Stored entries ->
- - -
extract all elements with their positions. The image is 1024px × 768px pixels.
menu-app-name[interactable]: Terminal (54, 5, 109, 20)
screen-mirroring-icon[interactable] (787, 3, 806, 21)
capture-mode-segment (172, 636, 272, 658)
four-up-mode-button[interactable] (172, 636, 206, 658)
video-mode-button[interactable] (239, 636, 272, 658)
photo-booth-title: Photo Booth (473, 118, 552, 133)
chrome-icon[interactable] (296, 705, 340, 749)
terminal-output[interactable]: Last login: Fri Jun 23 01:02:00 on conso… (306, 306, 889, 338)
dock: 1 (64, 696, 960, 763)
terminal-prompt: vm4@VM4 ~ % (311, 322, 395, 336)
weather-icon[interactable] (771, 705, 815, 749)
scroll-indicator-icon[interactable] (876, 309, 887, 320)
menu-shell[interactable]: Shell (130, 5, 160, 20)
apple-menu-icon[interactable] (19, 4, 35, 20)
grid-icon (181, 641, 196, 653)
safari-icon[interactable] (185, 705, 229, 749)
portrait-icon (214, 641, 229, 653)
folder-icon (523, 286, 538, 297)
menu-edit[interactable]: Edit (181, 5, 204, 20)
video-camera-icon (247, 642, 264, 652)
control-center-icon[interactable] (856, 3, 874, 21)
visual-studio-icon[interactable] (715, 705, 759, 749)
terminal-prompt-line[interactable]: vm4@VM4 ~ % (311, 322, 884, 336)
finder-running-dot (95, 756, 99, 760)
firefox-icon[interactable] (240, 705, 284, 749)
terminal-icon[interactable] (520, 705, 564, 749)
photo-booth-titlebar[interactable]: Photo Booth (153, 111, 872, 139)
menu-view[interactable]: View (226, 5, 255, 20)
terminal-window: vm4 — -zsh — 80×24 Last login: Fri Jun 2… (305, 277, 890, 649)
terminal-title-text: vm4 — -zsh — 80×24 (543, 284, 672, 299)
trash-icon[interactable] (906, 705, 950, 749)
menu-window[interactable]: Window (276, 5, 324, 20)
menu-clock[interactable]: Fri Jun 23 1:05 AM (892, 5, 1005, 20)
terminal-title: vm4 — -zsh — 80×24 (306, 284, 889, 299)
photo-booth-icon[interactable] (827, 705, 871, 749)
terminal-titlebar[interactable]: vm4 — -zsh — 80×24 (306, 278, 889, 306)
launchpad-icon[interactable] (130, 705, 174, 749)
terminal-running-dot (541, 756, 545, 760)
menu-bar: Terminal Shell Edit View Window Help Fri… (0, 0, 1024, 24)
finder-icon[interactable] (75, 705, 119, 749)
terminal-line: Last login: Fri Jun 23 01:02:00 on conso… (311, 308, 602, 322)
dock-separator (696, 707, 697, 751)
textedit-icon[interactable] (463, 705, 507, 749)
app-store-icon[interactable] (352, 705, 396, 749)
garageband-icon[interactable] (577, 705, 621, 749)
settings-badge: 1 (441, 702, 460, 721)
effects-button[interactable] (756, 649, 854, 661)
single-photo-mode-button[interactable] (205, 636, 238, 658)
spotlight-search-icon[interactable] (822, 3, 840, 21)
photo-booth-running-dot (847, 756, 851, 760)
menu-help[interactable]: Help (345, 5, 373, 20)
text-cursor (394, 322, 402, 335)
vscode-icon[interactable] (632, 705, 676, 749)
- - -
GIVEN EXERCISE -> How many of the lines above contain the word "login"? Reply with the number alone.

SOLUTION FOR THIS TASK -> 3